§ **What to work on**: Check each line of the listing, and copy it if it contains the word "rgba".
#### Working data ####
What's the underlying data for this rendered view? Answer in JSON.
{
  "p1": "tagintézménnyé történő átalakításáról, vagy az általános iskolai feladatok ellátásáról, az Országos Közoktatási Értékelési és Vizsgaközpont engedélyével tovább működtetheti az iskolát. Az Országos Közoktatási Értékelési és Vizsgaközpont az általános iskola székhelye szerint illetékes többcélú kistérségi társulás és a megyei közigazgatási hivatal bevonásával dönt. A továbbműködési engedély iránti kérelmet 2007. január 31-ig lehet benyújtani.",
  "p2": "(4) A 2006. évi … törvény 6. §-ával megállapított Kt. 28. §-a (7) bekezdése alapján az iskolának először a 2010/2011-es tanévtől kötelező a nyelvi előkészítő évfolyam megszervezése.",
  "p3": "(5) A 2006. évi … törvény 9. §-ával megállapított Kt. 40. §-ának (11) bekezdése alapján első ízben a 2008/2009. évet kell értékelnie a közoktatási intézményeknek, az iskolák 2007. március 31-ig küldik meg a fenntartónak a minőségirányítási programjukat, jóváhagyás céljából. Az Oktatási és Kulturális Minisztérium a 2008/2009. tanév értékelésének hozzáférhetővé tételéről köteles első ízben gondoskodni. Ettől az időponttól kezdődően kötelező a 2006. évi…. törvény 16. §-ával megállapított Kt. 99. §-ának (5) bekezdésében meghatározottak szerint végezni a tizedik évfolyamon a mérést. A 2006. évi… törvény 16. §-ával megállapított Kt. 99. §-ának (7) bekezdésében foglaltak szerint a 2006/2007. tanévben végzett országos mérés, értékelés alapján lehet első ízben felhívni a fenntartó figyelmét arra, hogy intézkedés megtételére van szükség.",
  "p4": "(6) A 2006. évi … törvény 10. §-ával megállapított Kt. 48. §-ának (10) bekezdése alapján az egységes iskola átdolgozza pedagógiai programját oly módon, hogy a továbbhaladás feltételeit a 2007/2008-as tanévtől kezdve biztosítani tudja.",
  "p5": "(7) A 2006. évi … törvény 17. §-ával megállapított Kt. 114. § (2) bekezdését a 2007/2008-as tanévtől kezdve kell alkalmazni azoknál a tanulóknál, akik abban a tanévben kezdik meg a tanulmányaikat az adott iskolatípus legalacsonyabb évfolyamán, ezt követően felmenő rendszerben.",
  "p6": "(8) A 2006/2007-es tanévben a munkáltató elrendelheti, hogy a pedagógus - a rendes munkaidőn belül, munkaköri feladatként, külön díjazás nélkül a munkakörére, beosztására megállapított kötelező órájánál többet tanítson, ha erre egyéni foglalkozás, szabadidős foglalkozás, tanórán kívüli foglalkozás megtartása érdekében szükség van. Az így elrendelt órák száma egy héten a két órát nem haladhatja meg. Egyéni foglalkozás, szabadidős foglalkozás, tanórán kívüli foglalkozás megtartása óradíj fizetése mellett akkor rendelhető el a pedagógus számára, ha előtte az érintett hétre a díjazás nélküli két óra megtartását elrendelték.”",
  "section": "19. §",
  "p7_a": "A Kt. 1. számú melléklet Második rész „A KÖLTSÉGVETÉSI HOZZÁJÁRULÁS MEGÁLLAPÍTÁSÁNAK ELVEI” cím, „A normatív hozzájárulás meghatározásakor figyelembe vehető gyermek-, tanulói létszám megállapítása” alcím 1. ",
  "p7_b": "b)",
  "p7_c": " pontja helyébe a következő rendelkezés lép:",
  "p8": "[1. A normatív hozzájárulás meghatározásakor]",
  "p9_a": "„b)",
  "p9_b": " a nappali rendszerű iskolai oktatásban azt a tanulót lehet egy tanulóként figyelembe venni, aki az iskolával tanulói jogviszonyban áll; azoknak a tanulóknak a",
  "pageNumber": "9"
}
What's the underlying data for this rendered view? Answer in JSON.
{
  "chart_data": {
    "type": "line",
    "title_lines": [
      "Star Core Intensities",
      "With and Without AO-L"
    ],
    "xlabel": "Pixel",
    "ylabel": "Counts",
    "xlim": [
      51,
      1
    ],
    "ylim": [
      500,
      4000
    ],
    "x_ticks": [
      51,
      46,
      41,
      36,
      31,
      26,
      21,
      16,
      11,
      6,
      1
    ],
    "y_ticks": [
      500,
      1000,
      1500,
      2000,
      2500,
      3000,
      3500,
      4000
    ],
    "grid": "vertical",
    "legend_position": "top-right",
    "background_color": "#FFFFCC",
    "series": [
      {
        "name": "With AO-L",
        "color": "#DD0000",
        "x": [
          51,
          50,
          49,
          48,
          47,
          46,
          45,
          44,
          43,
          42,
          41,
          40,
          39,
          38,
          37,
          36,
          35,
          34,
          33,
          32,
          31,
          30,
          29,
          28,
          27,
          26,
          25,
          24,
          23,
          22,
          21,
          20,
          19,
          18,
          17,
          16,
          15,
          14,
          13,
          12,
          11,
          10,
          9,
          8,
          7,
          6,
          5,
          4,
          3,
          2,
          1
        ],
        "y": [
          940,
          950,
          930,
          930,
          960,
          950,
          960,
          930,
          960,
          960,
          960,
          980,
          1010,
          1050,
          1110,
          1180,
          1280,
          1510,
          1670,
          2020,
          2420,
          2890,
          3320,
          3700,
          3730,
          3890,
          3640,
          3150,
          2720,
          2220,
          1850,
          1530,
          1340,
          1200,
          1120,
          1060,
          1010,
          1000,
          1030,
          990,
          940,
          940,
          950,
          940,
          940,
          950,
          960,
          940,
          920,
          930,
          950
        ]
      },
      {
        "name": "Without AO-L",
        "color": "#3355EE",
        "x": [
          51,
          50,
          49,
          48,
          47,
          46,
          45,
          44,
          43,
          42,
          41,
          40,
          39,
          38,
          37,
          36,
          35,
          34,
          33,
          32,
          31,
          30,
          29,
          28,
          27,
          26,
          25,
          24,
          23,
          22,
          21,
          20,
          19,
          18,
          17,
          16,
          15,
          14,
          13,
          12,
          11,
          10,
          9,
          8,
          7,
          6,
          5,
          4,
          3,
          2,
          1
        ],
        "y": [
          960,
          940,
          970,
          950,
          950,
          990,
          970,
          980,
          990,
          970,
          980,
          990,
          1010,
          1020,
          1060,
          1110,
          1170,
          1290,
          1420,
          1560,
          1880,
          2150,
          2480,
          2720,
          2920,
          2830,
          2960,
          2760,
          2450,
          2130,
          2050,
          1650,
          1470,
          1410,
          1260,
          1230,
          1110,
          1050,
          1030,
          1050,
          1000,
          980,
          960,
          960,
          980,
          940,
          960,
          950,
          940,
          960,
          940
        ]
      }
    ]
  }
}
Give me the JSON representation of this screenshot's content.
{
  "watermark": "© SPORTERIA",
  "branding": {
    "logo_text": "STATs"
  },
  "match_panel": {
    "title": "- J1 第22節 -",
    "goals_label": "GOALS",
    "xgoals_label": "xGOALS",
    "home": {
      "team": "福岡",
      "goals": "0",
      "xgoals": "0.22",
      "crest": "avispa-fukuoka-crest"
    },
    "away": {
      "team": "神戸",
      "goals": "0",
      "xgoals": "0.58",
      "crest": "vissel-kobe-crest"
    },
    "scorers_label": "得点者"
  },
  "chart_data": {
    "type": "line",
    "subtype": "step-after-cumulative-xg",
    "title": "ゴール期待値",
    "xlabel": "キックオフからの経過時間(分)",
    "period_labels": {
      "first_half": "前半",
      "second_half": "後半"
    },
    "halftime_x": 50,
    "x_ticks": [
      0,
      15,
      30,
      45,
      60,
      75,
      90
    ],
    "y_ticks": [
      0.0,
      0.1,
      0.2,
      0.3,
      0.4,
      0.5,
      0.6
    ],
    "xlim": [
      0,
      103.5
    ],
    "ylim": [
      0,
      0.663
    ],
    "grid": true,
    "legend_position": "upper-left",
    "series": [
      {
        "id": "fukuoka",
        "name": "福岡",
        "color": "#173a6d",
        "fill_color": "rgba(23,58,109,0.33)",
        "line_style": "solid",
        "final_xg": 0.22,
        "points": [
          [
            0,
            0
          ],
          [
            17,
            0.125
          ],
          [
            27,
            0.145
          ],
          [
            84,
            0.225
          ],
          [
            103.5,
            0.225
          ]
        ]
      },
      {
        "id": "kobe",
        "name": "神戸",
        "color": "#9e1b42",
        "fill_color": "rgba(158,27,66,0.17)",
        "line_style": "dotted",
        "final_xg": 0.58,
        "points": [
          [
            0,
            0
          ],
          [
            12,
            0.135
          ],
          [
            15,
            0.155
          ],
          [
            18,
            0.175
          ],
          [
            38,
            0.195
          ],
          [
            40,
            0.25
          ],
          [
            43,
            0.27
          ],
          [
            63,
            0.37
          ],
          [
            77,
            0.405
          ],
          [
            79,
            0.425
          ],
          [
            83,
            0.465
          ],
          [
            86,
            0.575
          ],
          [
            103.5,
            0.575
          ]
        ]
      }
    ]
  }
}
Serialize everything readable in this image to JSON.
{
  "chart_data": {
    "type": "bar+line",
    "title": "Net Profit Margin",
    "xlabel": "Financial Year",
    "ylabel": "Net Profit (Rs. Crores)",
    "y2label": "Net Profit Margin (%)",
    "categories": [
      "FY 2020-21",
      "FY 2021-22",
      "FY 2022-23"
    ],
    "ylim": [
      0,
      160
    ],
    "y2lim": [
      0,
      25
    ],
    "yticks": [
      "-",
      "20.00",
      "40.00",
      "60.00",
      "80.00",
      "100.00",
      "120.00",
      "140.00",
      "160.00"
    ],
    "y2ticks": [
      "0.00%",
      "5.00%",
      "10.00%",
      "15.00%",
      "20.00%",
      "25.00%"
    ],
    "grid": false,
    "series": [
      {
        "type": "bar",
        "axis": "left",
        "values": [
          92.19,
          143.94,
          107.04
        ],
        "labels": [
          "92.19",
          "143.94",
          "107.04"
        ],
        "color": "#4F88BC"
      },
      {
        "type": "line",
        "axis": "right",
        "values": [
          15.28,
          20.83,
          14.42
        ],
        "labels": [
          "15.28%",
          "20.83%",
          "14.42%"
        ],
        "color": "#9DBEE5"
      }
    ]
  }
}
####
§ **Problem solution**:
        "fill_color": "rgba(23,58,109,0.33)",
        "fill_color": "rgba(158,27,66,0.17)",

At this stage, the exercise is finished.